Task objective: Lines that contain "Customer" are to be counted; give only their number.

Record list:
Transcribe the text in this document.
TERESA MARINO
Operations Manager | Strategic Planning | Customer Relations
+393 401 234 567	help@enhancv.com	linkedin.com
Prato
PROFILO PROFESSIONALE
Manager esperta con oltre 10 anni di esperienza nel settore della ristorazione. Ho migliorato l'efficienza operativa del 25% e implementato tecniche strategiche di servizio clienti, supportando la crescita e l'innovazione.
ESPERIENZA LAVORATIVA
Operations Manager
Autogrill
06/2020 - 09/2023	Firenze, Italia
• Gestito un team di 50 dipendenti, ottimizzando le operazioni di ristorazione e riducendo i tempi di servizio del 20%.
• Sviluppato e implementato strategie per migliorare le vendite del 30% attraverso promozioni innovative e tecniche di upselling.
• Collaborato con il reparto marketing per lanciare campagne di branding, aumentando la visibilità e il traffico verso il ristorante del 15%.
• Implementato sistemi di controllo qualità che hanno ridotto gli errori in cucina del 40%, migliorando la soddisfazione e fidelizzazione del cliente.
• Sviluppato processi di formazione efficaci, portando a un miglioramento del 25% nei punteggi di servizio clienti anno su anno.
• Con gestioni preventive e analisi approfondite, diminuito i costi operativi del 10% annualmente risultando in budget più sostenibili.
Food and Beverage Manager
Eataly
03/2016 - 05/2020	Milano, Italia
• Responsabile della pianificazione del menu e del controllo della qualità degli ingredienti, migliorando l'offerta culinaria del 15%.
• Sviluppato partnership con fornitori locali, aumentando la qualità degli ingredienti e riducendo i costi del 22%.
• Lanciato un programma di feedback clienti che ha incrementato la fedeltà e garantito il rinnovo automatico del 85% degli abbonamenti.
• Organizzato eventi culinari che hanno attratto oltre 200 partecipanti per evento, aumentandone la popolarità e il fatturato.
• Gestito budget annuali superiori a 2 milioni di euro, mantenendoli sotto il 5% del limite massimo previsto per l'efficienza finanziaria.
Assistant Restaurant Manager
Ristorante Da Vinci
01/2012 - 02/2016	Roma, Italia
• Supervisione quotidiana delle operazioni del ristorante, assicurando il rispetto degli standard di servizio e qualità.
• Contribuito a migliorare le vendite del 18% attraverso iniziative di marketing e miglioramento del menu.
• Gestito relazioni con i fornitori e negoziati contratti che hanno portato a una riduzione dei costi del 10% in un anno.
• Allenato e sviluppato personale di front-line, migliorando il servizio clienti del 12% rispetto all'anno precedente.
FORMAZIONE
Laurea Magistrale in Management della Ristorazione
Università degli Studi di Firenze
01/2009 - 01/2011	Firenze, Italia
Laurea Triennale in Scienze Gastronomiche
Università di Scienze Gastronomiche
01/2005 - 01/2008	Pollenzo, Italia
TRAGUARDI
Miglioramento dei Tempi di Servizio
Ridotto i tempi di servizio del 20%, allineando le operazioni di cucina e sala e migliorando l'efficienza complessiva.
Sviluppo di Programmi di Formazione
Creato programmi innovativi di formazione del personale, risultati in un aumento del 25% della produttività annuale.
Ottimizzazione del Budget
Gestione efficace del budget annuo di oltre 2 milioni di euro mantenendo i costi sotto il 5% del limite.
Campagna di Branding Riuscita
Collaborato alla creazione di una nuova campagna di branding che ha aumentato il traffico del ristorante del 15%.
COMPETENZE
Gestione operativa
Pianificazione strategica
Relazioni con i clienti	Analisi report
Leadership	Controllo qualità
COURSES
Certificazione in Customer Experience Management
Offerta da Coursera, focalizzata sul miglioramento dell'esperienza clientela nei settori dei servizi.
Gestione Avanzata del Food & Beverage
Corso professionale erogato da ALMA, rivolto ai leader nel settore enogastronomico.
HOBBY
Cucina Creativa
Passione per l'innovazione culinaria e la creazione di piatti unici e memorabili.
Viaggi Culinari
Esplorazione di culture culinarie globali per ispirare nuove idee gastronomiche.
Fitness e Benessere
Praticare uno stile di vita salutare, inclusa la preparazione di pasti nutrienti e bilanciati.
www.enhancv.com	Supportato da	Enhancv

Solved problem: 2